Entries from a dataset

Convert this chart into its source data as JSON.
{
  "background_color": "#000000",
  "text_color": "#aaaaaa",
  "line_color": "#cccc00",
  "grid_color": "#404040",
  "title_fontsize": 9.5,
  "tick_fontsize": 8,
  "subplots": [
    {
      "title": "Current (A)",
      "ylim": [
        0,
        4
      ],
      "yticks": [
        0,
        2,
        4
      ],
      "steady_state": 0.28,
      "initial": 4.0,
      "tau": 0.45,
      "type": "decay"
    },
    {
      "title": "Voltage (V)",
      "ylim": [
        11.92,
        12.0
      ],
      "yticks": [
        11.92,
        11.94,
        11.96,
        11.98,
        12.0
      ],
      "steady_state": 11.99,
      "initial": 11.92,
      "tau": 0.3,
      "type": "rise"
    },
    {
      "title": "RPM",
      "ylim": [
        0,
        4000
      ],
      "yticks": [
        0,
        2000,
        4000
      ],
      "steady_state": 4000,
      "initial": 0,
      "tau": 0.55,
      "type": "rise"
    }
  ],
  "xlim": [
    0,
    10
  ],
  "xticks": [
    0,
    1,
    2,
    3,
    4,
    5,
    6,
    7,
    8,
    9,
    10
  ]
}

--

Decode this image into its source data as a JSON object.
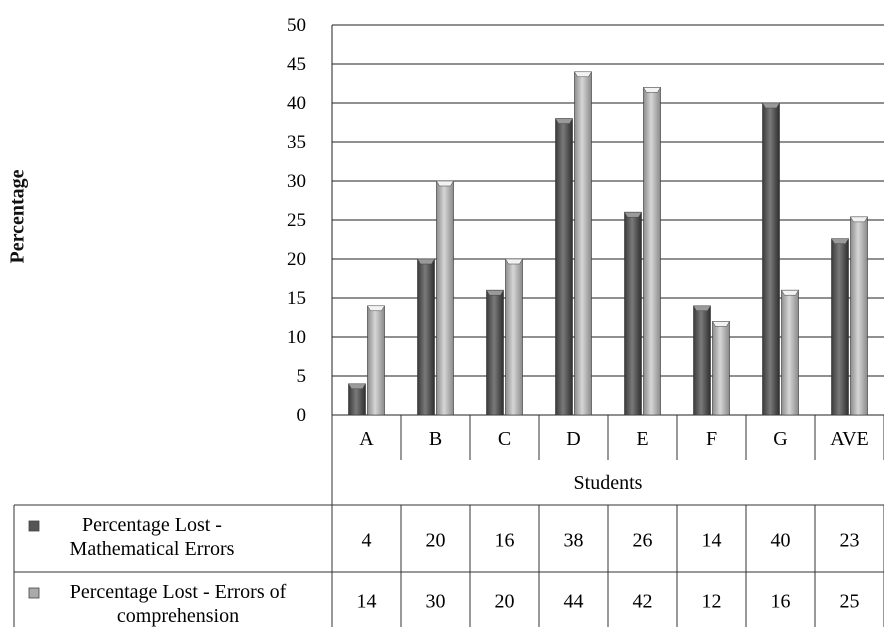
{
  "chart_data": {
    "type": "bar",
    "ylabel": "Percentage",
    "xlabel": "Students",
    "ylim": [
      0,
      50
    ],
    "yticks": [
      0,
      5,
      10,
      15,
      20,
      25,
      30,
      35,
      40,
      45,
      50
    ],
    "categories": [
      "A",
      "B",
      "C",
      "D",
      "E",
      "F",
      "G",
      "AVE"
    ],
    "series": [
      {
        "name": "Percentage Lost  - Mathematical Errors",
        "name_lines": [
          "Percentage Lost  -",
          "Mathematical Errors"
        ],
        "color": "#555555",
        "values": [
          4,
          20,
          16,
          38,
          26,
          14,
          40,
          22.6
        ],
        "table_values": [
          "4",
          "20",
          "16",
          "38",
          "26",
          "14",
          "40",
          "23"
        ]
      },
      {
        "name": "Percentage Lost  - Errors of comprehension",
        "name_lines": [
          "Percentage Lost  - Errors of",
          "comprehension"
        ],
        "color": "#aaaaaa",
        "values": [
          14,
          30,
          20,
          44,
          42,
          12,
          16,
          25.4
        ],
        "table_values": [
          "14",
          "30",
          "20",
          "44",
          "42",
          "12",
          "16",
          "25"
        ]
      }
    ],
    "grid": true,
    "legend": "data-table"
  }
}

◆ **Prompt**:
Copy out every line from the material above in which the word "this" appears.

◆ **Problem solution**:
Convert this chart into its source data as JSON.
Decode this image into its source data as a JSON object.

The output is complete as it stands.